Task to carry out: Write out the data again in full, exactly as it reads.

• • • •

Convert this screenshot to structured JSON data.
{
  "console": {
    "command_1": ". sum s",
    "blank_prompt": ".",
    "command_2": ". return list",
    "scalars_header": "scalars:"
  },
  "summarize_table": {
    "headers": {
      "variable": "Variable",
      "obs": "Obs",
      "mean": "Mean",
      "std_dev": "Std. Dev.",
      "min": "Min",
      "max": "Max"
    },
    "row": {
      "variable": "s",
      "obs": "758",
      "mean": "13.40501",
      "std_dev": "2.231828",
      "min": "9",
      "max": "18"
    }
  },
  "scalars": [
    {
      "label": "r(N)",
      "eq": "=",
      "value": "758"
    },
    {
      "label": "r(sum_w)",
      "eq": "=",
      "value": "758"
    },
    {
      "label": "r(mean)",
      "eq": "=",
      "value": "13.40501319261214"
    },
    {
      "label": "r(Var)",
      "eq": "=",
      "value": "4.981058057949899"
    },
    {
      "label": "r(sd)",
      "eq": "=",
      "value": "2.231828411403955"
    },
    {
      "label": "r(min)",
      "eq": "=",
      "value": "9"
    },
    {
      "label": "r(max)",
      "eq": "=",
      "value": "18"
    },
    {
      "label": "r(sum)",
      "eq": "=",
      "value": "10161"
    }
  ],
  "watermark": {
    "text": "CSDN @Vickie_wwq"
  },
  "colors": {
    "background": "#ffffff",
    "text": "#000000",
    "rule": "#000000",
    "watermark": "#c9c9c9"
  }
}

• • • •

Solution for this problem:
Convert this screenshot to structured JSON data.
{
  "console": {
    "command_1": ". sum s",
    "blank_prompt": ".",
    "command_2": ". return list",
    "scalars_header": "scalars:"
  },
  "summarize_table": {
    "headers": {
      "variable": "Variable",
      "obs": "Obs",
      "mean": "Mean",
      "std_dev": "Std. Dev.",
      "min": "Min",
      "max": "Max"
    },
    "row": {
      "variable": "s",
      "obs": "758",
      "mean": "13.40501",
      "std_dev": "2.231828",
      "min": "9",
      "max": "18"
    }
  },
  "scalars": [
    {
      "label": "r(N)",
      "eq": "=",
      "value": "758"
    },
    {
      "label": "r(sum_w)",
      "eq": "=",
      "value": "758"
    },
    {
      "label": "r(mean)",
      "eq": "=",
      "value": "13.40501319261214"
    },
    {
      "label": "r(Var)",
      "eq": "=",
      "value": "4.981058057949899"
    },
    {
      "label": "r(sd)",
      "eq": "=",
      "value": "2.231828411403955"
    },
    {
      "label": "r(min)",
      "eq": "=",
      "value": "9"
    },
    {
      "label": "r(max)",
      "eq": "=",
      "value": "18"
    },
    {
      "label": "r(sum)",
      "eq": "=",
      "value": "10161"
    }
  ],
  "watermark": {
    "text": "CSDN @Vickie_wwq"
  },
  "colors": {
    "background": "#ffffff",
    "text": "#000000",
    "rule": "#000000",
    "watermark": "#c9c9c9"
  }
}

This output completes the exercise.